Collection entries

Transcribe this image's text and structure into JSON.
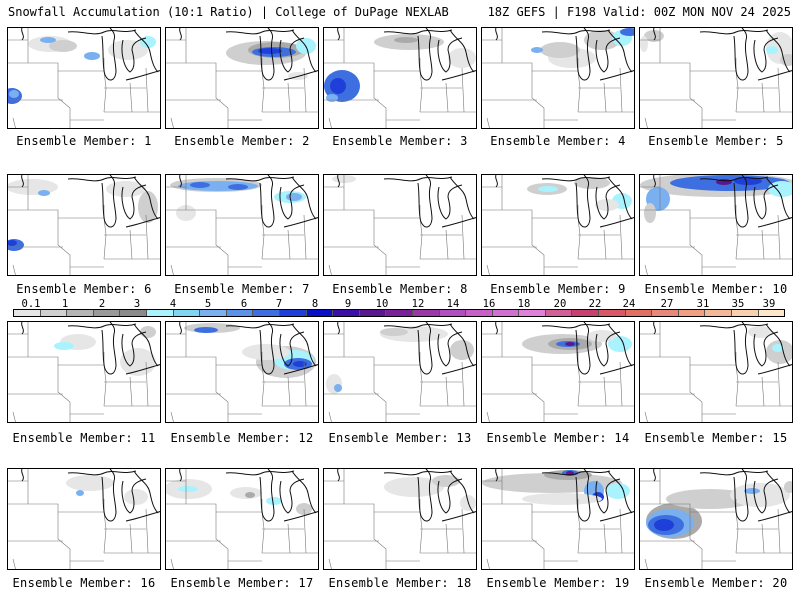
{
  "header": {
    "title": "Snowfall Accumulation (10:1 Ratio) | College of DuPage NEXLAB",
    "run_info": "18Z GEFS | F198 Valid: 00Z MON NOV 24 2025"
  },
  "members": [
    {
      "label": "Ensemble Member: 1"
    },
    {
      "label": "Ensemble Member: 2"
    },
    {
      "label": "Ensemble Member: 3"
    },
    {
      "label": "Ensemble Member: 4"
    },
    {
      "label": "Ensemble Member: 5"
    },
    {
      "label": "Ensemble Member: 6"
    },
    {
      "label": "Ensemble Member: 7"
    },
    {
      "label": "Ensemble Member: 8"
    },
    {
      "label": "Ensemble Member: 9"
    },
    {
      "label": "Ensemble Member: 10"
    },
    {
      "label": "Ensemble Member: 11"
    },
    {
      "label": "Ensemble Member: 12"
    },
    {
      "label": "Ensemble Member: 13"
    },
    {
      "label": "Ensemble Member: 14"
    },
    {
      "label": "Ensemble Member: 15"
    },
    {
      "label": "Ensemble Member: 16"
    },
    {
      "label": "Ensemble Member: 17"
    },
    {
      "label": "Ensemble Member: 18"
    },
    {
      "label": "Ensemble Member: 19"
    },
    {
      "label": "Ensemble Member: 20"
    }
  ],
  "color_scale": {
    "labels": [
      "0.1",
      "1",
      "2",
      "3",
      "4",
      "5",
      "6",
      "7",
      "8",
      "9",
      "10",
      "12",
      "14",
      "16",
      "18",
      "20",
      "22",
      "24",
      "27",
      "31",
      "35",
      "39"
    ],
    "colors": [
      "#e6e6e6",
      "#d0d0d0",
      "#b4b4b4",
      "#9a9a9a",
      "#8a8a8a",
      "#a9f3ff",
      "#7fd6f0",
      "#7ab0f0",
      "#5b92ea",
      "#3d6fe0",
      "#1f40d8",
      "#0a10c8",
      "#3a10a8",
      "#5a1890",
      "#7a2098",
      "#9a38a8",
      "#b050c0",
      "#c860c8",
      "#d070d0",
      "#e080d8",
      "#d26098",
      "#c84070",
      "#d85868",
      "#e07060",
      "#e88878",
      "#f0a080",
      "#f4b898",
      "#f8d0b0",
      "#fde6cc"
    ]
  }
}
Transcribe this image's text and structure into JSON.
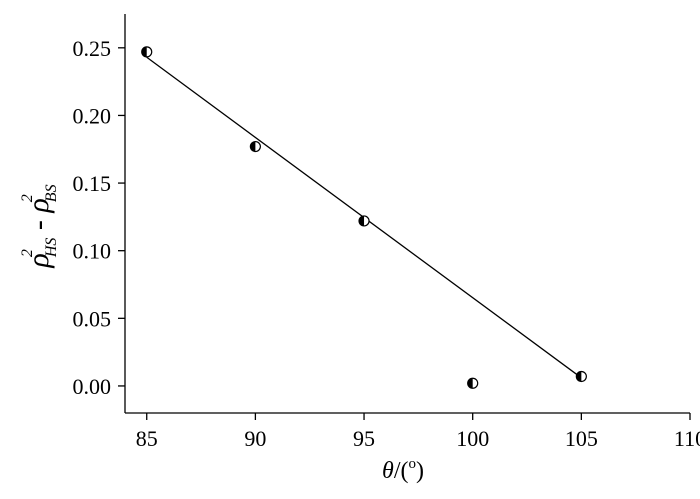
{
  "chart_data": {
    "type": "scatter",
    "title": "",
    "xlabel": {
      "symbol": "θ",
      "text": "/(",
      "unit_sup": "o",
      "close": ")"
    },
    "ylabel": {
      "term1_base": "ρ",
      "term1_sup": "2",
      "term1_sub": "HS",
      "minus": " - ",
      "term2_base": "ρ",
      "term2_sup": "2",
      "term2_sub": "BS"
    },
    "xlim": [
      84,
      110
    ],
    "ylim": [
      -0.02,
      0.275
    ],
    "xticks": [
      85,
      90,
      95,
      100,
      105,
      110
    ],
    "xtick_labels": [
      "85",
      "90",
      "95",
      "100",
      "105",
      "110"
    ],
    "yticks": [
      0.0,
      0.05,
      0.1,
      0.15,
      0.2,
      0.25
    ],
    "ytick_labels": [
      "0.00",
      "0.05",
      "0.10",
      "0.15",
      "0.20",
      "0.25"
    ],
    "grid": false,
    "series": [
      {
        "marker": "half-filled-circle",
        "x": [
          85,
          90,
          95,
          100,
          105
        ],
        "y": [
          0.247,
          0.177,
          0.122,
          0.002,
          0.007
        ]
      }
    ],
    "fit_line": {
      "x": [
        85,
        105
      ],
      "y": [
        0.243,
        0.006
      ]
    }
  }
}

* Task details
Reproduce all of the material exactly, apart from the pictures.

* Complete response
Transcribe this image's text and structure into JSON.
{
  "header": {
    "title": "Snowfall Accumulation (10:1 Ratio) | College of DuPage NEXLAB",
    "run_info": "18Z GEFS | F198 Valid: 00Z MON NOV 24 2025"
  },
  "members": [
    {
      "label": "Ensemble Member: 1"
    },
    {
      "label": "Ensemble Member: 2"
    },
    {
      "label": "Ensemble Member: 3"
    },
    {
      "label": "Ensemble Member: 4"
    },
    {
      "label": "Ensemble Member: 5"
    },
    {
      "label": "Ensemble Member: 6"
    },
    {
      "label": "Ensemble Member: 7"
    },
    {
      "label": "Ensemble Member: 8"
    },
    {
      "label": "Ensemble Member: 9"
    },
    {
      "label": "Ensemble Member: 10"
    },
    {
      "label": "Ensemble Member: 11"
    },
    {
      "label": "Ensemble Member: 12"
    },
    {
      "label": "Ensemble Member: 13"
    },
    {
      "label": "Ensemble Member: 14"
    },
    {
      "label": "Ensemble Member: 15"
    },
    {
      "label": "Ensemble Member: 16"
    },
    {
      "label": "Ensemble Member: 17"
    },
    {
      "label": "Ensemble Member: 18"
    },
    {
      "label": "Ensemble Member: 19"
    },
    {
      "label": "Ensemble Member: 20"
    }
  ],
  "color_scale": {
    "labels": [
      "0.1",
      "1",
      "2",
      "3",
      "4",
      "5",
      "6",
      "7",
      "8",
      "9",
      "10",
      "12",
      "14",
      "16",
      "18",
      "20",
      "22",
      "24",
      "27",
      "31",
      "35",
      "39"
    ],
    "colors": [
      "#e6e6e6",
      "#d0d0d0",
      "#b4b4b4",
      "#9a9a9a",
      "#8a8a8a",
      "#a9f3ff",
      "#7fd6f0",
      "#7ab0f0",
      "#5b92ea",
      "#3d6fe0",
      "#1f40d8",
      "#0a10c8",
      "#3a10a8",
      "#5a1890",
      "#7a2098",
      "#9a38a8",
      "#b050c0",
      "#c860c8",
      "#d070d0",
      "#e080d8",
      "#d26098",
      "#c84070",
      "#d85868",
      "#e07060",
      "#e88878",
      "#f0a080",
      "#f4b898",
      "#f8d0b0",
      "#fde6cc"
    ]
  }
}
Transcribe this image's text and structure into JSON.
{
  "chart_data": {
    "type": "scatter",
    "title": "",
    "xlabel": {
      "symbol": "θ",
      "text": "/(",
      "unit_sup": "o",
      "close": ")"
    },
    "ylabel": {
      "term1_base": "ρ",
      "term1_sup": "2",
      "term1_sub": "HS",
      "minus": " - ",
      "term2_base": "ρ",
      "term2_sup": "2",
      "term2_sub": "BS"
    },
    "xlim": [
      84,
      110
    ],
    "ylim": [
      -0.02,
      0.275
    ],
    "xticks": [
      85,
      90,
      95,
      100,
      105,
      110
    ],
    "xtick_labels": [
      "85",
      "90",
      "95",
      "100",
      "105",
      "110"
    ],
    "yticks": [
      0.0,
      0.05,
      0.1,
      0.15,
      0.2,
      0.25
    ],
    "ytick_labels": [
      "0.00",
      "0.05",
      "0.10",
      "0.15",
      "0.20",
      "0.25"
    ],
    "grid": false,
    "series": [
      {
        "marker": "half-filled-circle",
        "x": [
          85,
          90,
          95,
          100,
          105
        ],
        "y": [
          0.247,
          0.177,
          0.122,
          0.002,
          0.007
        ]
      }
    ],
    "fit_line": {
      "x": [
        85,
        105
      ],
      "y": [
        0.243,
        0.006
      ]
    }
  }
}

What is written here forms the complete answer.